**** EXERCISE INPUT ****
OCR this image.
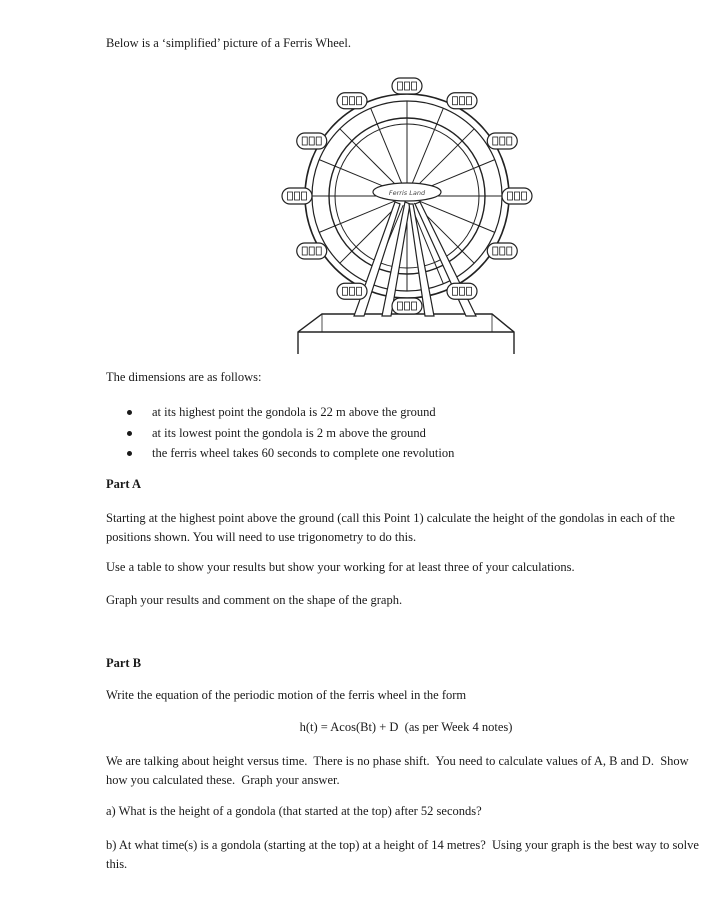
Below is a ‘simplified’ picture of a Ferris Wheel.
Ferris Land
The dimensions are as follows:
at its highest point the gondola is 22 m above the ground
at its lowest point the gondola is 2 m above the ground
the ferris wheel takes 60 seconds to complete one revolution
Part A
Starting at the highest point above the ground (call this Point 1) calculate the height of the gondolas in each of the positions shown. You will need to use trigonometry to do this.
Use a table to show your results but show your working for at least three of your calculations.
Graph your results and comment on the shape of the graph.
Part B
Write the equation of the periodic motion of the ferris wheel in the form
h(t) = Acos(Bt) + D  (as per Week 4 notes)
We are talking about height versus time.  There is no phase shift.  You need to calculate values of A, B and D.  Show how you calculated these.  Graph your answer.
a) What is the height of a gondola (that started at the top) after 52 seconds?
b) At what time(s) is a gondola (starting at the top) at a height of 14 metres?  Using your graph is the best way to solve this.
****
_DIRECTIVE_
Retype every record above exactly as written, but leave out the pictures.

_CORRECT OUTPUT_
OCR this image.
Below is a ‘simplified’ picture of a Ferris Wheel.
Ferris Land
The dimensions are as follows:
at its highest point the gondola is 22 m above the ground
at its lowest point the gondola is 2 m above the ground
the ferris wheel takes 60 seconds to complete one revolution
Part A
Starting at the highest point above the ground (call this Point 1) calculate the height of the gondolas in each of the positions shown. You will need to use trigonometry to do this.
Use a table to show your results but show your working for at least three of your calculations.
Graph your results and comment on the shape of the graph.
Part B
Write the equation of the periodic motion of the ferris wheel in the form
h(t) = Acos(Bt) + D  (as per Week 4 notes)
We are talking about height versus time.  There is no phase shift.  You need to calculate values of A, B and D.  Show how you calculated these.  Graph your answer.
a) What is the height of a gondola (that started at the top) after 52 seconds?
b) At what time(s) is a gondola (starting at the top) at a height of 14 metres?  Using your graph is the best way to solve this.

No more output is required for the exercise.